Set exercise:
Answer these questions about the reading-recommendation exchange below.
(a) Which journal published the review that is offered?
(b) At what times does the reply say reading would happen?
(c) Which writer is named alongside Streeck as clear and free of jargon?

----- Extract -----

Absolutely key, really informed my thinking on the EU is Guglielmo Carched's For another Europe: A Class Analysis of European Economic Integration. Don't have an electromic copy i'm afraid. Here's a serious review from Historical Materialism journal though.

That looks quite heavy :( Perhaps that's unavoidable - or shouldn't be avoided - but i doubt I'll get the time/space to get through that one. We're talking bite size chunks before bed, on the bus and whilst Cbeebies is on...
 
That looks quite heavy :( Perhaps that's unavoidable - or shouldn't be avoided - but i doubt I'll get the time/space to get through that one. We're talking bite size chunks before bed, on the bus and whilst Cbeebies is on...
In that case go for the Streeck recommended above then. After Ellen Meiksins Woods he's one of the clearest jargon free writers i can think of.

----- Provided data -----

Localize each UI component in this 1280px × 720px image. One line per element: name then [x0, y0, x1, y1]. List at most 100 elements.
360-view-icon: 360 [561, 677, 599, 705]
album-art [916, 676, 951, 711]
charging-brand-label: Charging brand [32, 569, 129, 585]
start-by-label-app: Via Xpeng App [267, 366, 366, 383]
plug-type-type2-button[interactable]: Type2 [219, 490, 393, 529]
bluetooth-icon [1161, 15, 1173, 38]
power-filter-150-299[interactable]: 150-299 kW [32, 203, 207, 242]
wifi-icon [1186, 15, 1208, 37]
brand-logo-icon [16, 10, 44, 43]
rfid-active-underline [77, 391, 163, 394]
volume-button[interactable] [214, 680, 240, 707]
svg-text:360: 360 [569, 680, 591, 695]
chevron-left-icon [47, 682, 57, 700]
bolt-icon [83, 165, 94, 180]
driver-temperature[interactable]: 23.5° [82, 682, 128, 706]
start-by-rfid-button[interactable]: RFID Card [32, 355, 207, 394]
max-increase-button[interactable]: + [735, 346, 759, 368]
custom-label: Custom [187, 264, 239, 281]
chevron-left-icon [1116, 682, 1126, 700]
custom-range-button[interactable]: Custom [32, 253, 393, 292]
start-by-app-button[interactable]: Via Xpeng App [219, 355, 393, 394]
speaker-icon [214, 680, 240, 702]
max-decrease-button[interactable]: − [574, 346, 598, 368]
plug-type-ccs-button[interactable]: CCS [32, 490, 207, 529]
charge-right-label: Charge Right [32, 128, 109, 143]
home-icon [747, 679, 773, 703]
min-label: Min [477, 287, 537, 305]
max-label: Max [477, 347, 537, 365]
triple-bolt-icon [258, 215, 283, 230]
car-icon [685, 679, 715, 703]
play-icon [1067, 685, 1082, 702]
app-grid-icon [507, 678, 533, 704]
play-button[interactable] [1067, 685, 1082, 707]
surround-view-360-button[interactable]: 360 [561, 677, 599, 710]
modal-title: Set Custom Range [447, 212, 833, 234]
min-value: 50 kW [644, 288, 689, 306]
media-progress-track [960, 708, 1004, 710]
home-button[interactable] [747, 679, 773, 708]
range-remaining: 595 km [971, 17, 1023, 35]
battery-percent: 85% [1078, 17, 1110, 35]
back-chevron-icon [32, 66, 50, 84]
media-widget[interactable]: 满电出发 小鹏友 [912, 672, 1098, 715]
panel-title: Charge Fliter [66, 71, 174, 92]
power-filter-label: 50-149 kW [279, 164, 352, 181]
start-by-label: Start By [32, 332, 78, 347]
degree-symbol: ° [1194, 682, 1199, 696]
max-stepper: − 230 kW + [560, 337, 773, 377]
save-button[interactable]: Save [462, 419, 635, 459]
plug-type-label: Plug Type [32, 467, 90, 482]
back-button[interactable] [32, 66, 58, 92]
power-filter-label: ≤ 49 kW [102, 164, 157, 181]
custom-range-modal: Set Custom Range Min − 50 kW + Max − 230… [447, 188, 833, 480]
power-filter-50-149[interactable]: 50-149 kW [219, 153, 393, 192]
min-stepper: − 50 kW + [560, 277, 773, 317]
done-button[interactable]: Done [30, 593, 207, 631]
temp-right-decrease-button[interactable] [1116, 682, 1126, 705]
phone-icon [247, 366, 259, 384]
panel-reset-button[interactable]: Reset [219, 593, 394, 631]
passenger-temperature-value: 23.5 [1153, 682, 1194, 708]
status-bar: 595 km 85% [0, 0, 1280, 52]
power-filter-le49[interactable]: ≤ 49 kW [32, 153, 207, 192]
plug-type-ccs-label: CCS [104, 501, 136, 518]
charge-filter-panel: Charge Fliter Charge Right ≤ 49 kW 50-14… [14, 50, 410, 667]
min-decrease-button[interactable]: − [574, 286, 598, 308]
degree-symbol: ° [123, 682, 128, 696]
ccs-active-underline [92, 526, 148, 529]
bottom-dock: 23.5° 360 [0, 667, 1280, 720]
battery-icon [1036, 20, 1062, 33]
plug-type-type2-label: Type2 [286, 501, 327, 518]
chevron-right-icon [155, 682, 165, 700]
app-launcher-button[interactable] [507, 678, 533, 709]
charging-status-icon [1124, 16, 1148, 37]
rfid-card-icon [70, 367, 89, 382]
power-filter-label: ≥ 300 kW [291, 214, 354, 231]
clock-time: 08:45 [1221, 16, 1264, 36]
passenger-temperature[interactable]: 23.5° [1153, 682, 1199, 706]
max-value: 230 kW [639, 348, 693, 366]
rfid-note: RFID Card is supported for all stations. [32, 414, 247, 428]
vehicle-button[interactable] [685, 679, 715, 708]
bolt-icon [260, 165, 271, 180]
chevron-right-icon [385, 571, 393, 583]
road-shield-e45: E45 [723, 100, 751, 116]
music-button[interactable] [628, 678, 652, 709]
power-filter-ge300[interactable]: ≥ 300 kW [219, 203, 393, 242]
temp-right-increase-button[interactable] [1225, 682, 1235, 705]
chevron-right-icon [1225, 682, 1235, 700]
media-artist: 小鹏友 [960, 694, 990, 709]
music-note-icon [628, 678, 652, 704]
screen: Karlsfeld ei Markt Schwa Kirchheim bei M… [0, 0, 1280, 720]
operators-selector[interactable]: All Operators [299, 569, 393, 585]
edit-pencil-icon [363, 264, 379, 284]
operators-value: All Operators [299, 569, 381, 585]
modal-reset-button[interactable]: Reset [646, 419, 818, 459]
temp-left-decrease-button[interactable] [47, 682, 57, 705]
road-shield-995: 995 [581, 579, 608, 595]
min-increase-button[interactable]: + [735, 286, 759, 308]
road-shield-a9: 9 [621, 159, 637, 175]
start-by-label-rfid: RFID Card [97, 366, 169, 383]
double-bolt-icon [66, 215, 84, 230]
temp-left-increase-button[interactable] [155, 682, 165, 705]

-----

Right answer:
(a) Historical Materialism.
(b) Before bed, on the bus, and while Cbeebies is on.
(c) Ellen Meiksins Woods.